Look for "name" in the listing below. Gather each line that contains it.

#####

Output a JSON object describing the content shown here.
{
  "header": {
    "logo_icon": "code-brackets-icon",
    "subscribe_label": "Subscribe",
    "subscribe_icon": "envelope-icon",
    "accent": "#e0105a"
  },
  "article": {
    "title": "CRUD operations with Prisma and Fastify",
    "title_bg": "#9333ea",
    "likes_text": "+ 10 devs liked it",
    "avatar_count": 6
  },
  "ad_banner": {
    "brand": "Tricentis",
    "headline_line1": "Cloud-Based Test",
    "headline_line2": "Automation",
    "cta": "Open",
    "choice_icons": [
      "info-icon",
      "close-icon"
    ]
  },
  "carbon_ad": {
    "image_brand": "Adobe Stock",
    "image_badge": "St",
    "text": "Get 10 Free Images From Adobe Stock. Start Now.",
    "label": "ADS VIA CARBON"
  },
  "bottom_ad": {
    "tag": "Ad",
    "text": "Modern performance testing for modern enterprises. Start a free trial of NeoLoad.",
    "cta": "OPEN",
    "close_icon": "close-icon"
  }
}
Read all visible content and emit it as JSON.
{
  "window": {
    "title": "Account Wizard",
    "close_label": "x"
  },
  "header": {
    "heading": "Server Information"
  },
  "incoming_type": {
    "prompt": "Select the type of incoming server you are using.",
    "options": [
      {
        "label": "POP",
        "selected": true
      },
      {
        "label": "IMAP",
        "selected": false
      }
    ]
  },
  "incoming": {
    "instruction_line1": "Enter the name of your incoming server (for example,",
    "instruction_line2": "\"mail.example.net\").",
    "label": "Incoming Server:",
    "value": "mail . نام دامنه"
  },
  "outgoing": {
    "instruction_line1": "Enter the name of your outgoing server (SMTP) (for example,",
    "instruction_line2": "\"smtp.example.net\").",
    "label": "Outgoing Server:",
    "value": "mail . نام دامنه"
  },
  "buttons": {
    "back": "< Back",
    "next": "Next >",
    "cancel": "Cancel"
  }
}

#####

Result for this task.
    "instruction_line1": "Enter the name of your incoming server (for example,",
    "instruction_line1": "Enter the name of your outgoing server (SMTP) (for example,",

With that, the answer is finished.